**What to produce:**
Your answer must be every line of the data that holds the string "prostejshie".
**** Dataset content ****
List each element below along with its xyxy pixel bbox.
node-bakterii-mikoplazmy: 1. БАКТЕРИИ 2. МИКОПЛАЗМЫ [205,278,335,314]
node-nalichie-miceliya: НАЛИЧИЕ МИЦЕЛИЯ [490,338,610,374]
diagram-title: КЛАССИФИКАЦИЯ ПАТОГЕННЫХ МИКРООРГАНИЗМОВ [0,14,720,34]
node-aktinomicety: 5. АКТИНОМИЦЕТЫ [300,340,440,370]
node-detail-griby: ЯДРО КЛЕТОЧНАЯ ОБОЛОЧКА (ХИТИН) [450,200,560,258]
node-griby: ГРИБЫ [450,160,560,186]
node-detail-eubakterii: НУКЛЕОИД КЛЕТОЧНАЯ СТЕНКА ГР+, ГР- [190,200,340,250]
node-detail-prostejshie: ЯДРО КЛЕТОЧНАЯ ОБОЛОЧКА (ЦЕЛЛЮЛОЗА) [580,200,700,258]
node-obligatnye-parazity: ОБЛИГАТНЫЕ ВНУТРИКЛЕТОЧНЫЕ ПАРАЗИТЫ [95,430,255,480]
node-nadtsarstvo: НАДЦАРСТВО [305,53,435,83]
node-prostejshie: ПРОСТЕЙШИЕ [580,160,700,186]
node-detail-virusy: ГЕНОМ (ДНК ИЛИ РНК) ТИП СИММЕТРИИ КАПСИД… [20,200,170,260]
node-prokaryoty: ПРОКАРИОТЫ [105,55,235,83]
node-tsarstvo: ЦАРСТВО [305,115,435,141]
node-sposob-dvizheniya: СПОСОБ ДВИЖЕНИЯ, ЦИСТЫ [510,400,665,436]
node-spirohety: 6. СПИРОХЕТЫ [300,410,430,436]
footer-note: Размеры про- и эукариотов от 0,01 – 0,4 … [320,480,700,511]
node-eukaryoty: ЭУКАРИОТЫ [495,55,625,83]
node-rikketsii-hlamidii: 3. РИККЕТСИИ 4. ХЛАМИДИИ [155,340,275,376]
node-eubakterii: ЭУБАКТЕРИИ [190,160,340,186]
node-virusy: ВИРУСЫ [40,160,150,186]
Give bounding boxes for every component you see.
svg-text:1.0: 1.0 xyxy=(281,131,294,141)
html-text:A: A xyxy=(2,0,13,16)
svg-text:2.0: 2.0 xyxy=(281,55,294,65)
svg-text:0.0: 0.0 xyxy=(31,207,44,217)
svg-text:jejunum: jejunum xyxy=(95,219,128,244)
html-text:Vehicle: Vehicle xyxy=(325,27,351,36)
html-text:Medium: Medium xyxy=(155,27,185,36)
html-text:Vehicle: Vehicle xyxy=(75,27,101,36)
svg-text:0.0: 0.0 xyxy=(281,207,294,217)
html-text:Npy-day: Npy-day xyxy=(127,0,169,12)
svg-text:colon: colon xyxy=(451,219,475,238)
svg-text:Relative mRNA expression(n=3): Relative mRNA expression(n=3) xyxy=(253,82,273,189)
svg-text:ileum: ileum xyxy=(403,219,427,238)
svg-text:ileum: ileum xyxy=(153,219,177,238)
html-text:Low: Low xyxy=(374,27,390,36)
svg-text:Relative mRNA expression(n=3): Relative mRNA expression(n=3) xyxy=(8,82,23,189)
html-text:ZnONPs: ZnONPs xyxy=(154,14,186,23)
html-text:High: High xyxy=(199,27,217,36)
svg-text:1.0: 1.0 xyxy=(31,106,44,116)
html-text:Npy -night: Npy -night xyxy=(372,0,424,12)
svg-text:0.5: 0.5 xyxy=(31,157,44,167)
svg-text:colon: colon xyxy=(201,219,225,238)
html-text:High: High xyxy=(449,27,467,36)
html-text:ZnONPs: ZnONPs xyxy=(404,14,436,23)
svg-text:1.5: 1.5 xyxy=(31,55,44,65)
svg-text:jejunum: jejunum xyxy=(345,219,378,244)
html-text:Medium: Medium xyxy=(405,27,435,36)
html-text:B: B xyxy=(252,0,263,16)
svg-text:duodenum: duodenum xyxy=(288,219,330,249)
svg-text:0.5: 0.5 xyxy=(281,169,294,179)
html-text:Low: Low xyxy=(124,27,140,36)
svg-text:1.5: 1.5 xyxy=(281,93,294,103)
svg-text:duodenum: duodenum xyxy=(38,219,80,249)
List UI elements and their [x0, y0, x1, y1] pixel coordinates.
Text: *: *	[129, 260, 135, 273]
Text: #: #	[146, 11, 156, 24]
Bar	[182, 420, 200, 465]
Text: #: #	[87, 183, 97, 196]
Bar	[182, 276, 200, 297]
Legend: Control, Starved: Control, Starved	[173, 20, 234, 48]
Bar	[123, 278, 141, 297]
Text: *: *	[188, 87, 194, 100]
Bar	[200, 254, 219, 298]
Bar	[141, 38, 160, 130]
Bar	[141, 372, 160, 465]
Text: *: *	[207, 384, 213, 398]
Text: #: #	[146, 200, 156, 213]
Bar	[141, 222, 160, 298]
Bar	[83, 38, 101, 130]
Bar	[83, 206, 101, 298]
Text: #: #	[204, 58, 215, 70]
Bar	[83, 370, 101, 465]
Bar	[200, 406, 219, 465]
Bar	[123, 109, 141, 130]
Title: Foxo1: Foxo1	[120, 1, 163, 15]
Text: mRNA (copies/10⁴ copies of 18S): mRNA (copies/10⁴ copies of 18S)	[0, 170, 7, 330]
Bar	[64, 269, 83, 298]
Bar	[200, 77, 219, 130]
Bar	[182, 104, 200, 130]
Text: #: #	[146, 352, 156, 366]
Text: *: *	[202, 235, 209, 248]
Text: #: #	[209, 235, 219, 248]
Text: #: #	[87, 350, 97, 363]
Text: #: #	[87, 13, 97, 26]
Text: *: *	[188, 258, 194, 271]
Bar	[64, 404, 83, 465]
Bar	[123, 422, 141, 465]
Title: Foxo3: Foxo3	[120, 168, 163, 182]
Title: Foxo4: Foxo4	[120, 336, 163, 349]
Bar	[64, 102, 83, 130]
****
**Answer below:**
node-detail-prostejshie: ЯДРО КЛЕТОЧНАЯ ОБОЛОЧКА (ЦЕЛЛЮЛОЗА) [580,200,700,258]
node-prostejshie: ПРОСТЕЙШИЕ [580,160,700,186]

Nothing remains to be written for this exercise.